YOUR INSTRUCTIONS:
Where a line holds the string "дѣтей", return that line.

━━ DATA SUPPLIED

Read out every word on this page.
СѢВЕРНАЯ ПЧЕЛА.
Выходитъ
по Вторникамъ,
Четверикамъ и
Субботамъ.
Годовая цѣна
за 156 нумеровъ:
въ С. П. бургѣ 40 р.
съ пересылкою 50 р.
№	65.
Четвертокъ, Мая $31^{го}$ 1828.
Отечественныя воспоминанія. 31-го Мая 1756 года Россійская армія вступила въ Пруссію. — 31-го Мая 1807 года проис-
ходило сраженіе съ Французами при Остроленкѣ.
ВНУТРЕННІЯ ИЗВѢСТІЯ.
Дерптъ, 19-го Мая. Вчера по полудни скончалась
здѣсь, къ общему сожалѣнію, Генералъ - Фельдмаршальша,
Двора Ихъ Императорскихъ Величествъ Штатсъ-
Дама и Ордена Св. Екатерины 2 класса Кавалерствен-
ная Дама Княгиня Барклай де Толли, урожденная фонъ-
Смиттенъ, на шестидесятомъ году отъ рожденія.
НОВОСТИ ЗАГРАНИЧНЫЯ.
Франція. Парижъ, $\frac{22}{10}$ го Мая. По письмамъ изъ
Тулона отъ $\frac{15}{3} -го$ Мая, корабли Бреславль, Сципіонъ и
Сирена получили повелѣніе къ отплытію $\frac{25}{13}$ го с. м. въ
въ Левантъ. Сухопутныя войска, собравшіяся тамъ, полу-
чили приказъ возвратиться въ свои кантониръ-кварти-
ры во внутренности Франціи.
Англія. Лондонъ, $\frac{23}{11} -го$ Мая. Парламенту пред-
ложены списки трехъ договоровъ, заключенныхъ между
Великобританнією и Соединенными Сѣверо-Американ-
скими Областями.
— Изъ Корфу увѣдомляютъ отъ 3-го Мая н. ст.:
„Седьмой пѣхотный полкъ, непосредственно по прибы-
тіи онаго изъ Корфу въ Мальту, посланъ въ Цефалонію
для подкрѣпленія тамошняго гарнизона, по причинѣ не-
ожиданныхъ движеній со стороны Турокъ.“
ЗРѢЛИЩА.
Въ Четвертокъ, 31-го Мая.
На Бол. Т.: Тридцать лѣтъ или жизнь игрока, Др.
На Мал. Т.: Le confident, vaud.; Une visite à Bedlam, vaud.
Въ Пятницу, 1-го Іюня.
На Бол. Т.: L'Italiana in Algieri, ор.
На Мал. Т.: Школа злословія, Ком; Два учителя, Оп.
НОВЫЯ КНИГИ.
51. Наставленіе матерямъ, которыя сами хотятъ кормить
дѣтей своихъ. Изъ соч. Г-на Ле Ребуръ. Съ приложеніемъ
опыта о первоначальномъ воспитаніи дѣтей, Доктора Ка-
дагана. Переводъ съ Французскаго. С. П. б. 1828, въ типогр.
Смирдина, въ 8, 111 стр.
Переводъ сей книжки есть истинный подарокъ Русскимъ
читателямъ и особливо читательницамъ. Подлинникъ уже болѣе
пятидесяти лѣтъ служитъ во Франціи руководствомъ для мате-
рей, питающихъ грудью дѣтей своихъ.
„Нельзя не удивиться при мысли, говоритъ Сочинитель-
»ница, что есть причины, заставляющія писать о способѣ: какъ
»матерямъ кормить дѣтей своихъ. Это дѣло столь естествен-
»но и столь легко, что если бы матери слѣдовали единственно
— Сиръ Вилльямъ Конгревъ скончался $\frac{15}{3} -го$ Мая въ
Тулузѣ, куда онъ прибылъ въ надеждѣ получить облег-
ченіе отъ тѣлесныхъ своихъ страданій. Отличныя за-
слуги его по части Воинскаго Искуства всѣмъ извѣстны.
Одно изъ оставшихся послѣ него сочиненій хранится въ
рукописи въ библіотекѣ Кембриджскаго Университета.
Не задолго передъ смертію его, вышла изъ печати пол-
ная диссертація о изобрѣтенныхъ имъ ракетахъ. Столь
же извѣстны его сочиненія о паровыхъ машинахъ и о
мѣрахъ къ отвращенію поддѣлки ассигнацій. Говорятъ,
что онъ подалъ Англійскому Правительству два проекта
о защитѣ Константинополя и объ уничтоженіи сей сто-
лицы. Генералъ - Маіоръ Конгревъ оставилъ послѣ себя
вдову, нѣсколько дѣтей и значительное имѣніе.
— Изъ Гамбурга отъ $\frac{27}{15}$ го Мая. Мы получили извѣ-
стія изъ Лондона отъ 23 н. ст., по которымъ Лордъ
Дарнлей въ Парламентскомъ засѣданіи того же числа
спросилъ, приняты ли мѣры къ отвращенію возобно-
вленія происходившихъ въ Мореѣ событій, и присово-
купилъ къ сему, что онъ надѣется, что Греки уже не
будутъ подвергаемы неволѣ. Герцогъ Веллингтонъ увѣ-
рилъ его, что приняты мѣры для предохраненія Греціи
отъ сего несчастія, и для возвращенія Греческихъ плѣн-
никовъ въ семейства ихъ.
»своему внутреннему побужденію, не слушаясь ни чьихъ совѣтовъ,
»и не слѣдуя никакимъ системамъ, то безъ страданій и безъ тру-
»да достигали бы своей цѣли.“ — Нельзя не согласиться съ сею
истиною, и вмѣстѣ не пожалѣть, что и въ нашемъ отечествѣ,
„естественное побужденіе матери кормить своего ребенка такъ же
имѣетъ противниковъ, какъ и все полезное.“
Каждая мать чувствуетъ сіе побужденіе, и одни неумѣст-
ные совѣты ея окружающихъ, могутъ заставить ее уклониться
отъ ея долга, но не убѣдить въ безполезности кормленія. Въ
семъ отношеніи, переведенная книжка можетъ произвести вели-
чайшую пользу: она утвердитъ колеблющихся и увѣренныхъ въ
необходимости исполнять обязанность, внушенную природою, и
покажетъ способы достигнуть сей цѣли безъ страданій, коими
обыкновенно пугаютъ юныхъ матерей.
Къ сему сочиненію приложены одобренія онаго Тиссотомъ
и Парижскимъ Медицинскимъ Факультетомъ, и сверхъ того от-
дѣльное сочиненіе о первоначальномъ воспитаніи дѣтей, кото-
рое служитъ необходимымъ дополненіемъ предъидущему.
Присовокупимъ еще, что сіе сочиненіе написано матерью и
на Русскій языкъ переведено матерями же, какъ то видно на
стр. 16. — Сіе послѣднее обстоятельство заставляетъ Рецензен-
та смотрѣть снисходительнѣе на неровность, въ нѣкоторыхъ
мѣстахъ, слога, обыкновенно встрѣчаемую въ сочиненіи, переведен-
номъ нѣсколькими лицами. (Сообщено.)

━━━━

EXERCISE RESULT:
дѣтей своихъ. Изъ соч. Г-на Ле Ребуръ. Съ приложеніемъ
опыта о первоначальномъ воспитаніи дѣтей, Доктора Ка-
рей, питающихъ грудью дѣтей своихъ.
»матерямъ кормить дѣтей своихъ. Это дѣло столь естествен-
вдову, нѣсколько дѣтей и значительное имѣніе.
дѣльное сочиненіе о первоначальномъ воспитаніи дѣтей, кото-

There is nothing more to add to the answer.